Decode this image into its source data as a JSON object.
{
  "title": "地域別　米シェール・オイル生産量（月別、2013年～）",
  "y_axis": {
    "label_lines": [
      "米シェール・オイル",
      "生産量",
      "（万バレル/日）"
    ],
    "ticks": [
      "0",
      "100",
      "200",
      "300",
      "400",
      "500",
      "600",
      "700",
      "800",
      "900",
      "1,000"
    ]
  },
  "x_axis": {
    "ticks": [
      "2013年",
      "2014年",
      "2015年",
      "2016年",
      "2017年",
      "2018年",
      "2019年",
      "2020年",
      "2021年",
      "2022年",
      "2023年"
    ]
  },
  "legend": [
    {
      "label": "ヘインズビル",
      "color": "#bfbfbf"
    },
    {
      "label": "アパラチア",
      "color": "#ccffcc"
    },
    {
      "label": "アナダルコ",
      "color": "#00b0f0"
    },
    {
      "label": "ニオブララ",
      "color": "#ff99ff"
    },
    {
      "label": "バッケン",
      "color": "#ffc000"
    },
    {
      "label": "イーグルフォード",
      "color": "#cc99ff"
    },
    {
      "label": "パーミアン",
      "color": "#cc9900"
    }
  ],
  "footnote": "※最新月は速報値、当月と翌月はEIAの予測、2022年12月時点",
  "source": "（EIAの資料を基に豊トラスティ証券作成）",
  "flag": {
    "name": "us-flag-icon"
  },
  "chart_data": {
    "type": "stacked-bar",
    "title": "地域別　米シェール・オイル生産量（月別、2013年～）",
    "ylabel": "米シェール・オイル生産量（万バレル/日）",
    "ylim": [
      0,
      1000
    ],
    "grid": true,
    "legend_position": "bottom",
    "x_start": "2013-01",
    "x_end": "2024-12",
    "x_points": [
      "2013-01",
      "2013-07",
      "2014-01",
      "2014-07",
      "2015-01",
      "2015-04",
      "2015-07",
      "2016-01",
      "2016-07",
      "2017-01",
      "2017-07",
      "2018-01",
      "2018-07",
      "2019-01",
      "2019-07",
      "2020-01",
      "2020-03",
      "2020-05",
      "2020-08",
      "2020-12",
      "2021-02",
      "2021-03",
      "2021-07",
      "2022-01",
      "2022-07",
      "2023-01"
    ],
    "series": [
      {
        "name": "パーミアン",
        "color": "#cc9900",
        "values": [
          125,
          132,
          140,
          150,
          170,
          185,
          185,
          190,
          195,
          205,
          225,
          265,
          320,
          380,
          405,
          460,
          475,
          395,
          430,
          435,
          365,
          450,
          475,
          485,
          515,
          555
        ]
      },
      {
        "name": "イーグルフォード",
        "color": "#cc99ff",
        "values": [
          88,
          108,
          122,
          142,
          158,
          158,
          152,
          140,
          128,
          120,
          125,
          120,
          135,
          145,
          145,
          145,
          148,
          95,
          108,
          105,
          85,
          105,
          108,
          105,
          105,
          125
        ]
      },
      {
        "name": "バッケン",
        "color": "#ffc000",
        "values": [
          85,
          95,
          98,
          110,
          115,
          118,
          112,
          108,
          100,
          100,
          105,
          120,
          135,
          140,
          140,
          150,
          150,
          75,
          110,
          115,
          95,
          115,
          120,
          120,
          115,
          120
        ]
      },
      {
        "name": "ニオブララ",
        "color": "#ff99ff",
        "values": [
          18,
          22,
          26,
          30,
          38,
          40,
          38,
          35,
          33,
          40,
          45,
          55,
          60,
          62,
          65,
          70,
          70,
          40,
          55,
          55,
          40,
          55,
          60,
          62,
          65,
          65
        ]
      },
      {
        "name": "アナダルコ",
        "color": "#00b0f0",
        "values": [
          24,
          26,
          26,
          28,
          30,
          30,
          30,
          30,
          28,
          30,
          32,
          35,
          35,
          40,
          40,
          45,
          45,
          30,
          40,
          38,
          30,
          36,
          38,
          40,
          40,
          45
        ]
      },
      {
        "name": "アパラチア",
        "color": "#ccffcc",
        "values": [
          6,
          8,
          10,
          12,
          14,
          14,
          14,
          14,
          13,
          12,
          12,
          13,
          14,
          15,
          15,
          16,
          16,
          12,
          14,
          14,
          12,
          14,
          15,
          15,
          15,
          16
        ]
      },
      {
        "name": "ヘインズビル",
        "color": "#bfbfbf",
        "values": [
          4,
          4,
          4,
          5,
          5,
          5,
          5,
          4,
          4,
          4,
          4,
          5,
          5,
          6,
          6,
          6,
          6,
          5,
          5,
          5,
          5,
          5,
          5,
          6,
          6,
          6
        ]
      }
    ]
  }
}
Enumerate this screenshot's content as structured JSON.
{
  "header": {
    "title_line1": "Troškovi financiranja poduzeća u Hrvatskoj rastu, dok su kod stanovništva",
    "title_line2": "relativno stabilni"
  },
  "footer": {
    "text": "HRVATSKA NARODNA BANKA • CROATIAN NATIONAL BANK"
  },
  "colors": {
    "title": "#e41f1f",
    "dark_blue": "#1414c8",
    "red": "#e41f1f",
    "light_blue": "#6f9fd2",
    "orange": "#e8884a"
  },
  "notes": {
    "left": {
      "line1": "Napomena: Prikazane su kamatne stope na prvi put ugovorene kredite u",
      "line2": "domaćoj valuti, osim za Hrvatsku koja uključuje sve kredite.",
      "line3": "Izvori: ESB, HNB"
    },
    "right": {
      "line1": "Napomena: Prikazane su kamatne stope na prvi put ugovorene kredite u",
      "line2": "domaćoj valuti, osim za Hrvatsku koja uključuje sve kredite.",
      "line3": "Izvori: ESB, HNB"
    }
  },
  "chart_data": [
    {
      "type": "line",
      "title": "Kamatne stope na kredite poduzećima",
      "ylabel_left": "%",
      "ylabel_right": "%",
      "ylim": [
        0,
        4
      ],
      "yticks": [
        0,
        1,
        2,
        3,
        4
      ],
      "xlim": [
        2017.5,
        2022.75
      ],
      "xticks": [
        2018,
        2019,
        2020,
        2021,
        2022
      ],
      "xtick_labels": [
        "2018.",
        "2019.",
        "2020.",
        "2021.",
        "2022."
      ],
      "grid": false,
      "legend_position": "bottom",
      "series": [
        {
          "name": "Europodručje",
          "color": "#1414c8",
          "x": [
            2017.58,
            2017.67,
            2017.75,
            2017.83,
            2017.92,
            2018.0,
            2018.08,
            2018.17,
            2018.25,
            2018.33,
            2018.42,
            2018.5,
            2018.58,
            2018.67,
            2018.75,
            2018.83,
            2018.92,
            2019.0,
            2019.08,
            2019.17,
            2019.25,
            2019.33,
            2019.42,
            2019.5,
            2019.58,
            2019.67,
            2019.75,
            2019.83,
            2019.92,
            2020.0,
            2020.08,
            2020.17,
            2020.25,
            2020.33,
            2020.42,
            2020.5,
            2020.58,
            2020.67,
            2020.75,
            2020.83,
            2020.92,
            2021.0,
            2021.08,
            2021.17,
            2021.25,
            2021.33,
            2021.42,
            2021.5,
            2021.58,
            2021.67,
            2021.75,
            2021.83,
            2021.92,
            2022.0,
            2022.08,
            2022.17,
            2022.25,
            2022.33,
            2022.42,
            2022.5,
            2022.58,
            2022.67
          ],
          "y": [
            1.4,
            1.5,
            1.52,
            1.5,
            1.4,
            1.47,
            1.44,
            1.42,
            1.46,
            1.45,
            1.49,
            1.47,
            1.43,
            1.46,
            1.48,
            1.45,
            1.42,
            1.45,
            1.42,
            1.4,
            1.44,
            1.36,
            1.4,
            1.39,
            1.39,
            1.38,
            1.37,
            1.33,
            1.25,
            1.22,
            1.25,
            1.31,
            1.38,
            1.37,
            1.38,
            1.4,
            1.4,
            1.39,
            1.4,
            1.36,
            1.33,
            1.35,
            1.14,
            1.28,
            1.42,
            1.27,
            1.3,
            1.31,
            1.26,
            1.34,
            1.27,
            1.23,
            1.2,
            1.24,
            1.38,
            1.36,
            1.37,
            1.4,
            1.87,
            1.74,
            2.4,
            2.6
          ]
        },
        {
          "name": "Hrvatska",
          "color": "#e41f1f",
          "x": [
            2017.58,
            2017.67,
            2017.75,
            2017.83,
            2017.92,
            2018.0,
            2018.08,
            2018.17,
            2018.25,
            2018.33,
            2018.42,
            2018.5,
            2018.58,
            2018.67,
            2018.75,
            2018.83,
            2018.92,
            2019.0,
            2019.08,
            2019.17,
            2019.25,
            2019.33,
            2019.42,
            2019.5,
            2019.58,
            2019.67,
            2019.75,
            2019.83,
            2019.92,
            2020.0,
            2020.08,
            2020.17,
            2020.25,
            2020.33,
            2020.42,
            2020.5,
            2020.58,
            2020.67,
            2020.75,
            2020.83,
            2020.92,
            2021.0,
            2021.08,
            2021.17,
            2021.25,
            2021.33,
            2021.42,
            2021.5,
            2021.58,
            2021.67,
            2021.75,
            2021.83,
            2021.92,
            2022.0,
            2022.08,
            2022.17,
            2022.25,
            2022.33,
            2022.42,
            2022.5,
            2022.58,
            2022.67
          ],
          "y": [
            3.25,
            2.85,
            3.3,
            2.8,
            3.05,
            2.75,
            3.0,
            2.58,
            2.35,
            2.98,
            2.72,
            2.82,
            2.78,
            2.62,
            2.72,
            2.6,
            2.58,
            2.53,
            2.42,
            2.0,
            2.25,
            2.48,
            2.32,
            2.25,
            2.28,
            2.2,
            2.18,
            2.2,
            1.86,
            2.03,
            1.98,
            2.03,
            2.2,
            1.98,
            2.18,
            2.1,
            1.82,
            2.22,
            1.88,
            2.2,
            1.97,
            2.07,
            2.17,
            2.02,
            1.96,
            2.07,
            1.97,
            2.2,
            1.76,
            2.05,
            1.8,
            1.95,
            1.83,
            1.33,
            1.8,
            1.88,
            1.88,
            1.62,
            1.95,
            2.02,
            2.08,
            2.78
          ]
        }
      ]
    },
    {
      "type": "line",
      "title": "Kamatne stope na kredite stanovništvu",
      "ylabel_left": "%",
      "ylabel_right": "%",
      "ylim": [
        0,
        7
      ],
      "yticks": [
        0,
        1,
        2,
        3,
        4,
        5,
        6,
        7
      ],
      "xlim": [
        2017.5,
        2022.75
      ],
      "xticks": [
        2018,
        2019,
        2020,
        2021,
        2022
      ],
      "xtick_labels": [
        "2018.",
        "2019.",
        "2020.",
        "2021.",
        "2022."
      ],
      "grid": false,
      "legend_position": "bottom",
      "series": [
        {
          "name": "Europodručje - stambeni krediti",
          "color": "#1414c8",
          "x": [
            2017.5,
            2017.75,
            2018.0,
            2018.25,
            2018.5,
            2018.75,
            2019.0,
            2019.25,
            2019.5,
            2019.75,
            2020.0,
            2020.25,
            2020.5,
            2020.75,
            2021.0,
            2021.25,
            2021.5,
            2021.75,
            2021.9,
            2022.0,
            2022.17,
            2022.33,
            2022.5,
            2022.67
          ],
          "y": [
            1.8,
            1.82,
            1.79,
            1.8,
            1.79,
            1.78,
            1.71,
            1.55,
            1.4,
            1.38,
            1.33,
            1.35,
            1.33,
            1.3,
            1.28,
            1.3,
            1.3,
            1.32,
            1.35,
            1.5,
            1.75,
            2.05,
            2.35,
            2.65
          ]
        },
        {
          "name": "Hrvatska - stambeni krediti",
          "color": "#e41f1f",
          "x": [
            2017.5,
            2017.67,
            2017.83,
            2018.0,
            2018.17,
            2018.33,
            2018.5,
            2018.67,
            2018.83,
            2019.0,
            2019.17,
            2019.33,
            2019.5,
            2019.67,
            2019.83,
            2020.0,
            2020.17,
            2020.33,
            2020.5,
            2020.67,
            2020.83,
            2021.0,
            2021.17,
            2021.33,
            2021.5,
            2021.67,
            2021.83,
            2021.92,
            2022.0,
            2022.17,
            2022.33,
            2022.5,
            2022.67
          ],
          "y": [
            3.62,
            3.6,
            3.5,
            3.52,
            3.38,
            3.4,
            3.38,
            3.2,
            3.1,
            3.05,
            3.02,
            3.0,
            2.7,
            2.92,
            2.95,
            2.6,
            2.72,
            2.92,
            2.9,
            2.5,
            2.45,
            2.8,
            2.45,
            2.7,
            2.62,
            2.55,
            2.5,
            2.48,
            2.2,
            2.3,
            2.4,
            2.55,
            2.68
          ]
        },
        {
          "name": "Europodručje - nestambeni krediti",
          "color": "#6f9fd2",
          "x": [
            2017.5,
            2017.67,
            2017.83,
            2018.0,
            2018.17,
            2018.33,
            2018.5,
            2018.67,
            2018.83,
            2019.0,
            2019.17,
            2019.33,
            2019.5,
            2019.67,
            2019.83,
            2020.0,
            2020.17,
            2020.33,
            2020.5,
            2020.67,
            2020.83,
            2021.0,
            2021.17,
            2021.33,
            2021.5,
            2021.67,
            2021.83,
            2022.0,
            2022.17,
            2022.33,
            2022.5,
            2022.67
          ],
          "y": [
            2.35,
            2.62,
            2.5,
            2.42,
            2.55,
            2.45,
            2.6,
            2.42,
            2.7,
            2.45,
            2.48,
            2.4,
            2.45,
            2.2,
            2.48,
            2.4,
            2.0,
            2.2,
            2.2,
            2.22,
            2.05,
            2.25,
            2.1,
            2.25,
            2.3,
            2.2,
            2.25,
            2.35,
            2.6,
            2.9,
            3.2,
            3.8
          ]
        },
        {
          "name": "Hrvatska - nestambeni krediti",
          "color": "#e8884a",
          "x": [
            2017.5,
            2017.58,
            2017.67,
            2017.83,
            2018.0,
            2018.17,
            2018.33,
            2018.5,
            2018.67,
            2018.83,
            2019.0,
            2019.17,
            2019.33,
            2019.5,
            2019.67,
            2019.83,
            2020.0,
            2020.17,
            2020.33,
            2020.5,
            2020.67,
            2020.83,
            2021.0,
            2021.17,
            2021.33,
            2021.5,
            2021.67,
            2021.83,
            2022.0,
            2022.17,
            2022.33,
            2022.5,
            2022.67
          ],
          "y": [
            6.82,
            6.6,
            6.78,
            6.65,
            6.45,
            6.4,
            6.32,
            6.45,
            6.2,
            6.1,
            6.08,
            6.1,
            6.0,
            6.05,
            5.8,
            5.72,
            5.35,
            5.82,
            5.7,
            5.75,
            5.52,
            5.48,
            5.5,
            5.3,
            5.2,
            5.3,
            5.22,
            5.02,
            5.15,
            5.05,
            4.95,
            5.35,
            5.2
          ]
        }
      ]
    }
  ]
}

════════════════

_Task requirements:_
Find every line containing the word "krediti", then give the total and nothing more.

_Solved problem:_
4